### WHAT TO DO
Retype each record shown below, leaving every character as it is.

### DATASET
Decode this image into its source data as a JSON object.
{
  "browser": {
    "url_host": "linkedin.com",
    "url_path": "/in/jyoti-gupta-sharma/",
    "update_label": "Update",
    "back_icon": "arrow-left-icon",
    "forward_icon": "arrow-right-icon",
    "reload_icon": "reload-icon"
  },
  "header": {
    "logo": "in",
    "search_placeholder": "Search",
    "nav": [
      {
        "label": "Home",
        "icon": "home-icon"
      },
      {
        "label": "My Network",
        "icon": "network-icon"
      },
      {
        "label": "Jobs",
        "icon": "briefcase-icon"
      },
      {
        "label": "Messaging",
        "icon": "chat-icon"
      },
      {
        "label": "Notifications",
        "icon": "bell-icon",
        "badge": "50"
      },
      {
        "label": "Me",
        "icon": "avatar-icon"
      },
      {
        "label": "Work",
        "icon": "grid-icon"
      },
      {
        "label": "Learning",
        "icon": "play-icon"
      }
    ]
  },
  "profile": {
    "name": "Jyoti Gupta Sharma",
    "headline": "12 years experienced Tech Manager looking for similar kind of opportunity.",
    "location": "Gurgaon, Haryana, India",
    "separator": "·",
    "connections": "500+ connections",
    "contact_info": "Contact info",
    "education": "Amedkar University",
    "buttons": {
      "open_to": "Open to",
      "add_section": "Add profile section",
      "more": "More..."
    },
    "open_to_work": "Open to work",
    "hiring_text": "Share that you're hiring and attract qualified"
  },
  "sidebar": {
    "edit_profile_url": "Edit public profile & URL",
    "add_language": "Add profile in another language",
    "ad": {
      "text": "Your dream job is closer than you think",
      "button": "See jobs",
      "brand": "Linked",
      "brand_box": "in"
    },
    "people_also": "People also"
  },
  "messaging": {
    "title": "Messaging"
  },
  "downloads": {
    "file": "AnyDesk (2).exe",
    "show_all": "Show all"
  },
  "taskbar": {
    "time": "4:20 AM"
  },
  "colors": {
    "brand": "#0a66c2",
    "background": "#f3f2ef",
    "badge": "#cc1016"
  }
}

### TASK RESPONSE
Decode this image into its source data as a JSON object.
{
  "browser": {
    "url_host": "linkedin.com",
    "url_path": "/in/jyoti-gupta-sharma/",
    "update_label": "Update",
    "back_icon": "arrow-left-icon",
    "forward_icon": "arrow-right-icon",
    "reload_icon": "reload-icon"
  },
  "header": {
    "logo": "in",
    "search_placeholder": "Search",
    "nav": [
      {
        "label": "Home",
        "icon": "home-icon"
      },
      {
        "label": "My Network",
        "icon": "network-icon"
      },
      {
        "label": "Jobs",
        "icon": "briefcase-icon"
      },
      {
        "label": "Messaging",
        "icon": "chat-icon"
      },
      {
        "label": "Notifications",
        "icon": "bell-icon",
        "badge": "50"
      },
      {
        "label": "Me",
        "icon": "avatar-icon"
      },
      {
        "label": "Work",
        "icon": "grid-icon"
      },
      {
        "label": "Learning",
        "icon": "play-icon"
      }
    ]
  },
  "profile": {
    "name": "Jyoti Gupta Sharma",
    "headline": "12 years experienced Tech Manager looking for similar kind of opportunity.",
    "location": "Gurgaon, Haryana, India",
    "separator": "·",
    "connections": "500+ connections",
    "contact_info": "Contact info",
    "education": "Amedkar University",
    "buttons": {
      "open_to": "Open to",
      "add_section": "Add profile section",
      "more": "More..."
    },
    "open_to_work": "Open to work",
    "hiring_text": "Share that you're hiring and attract qualified"
  },
  "sidebar": {
    "edit_profile_url": "Edit public profile & URL",
    "add_language": "Add profile in another language",
    "ad": {
      "text": "Your dream job is closer than you think",
      "button": "See jobs",
      "brand": "Linked",
      "brand_box": "in"
    },
    "people_also": "People also"
  },
  "messaging": {
    "title": "Messaging"
  },
  "downloads": {
    "file": "AnyDesk (2).exe",
    "show_all": "Show all"
  },
  "taskbar": {
    "time": "4:20 AM"
  },
  "colors": {
    "brand": "#0a66c2",
    "background": "#f3f2ef",
    "badge": "#cc1016"
  }
}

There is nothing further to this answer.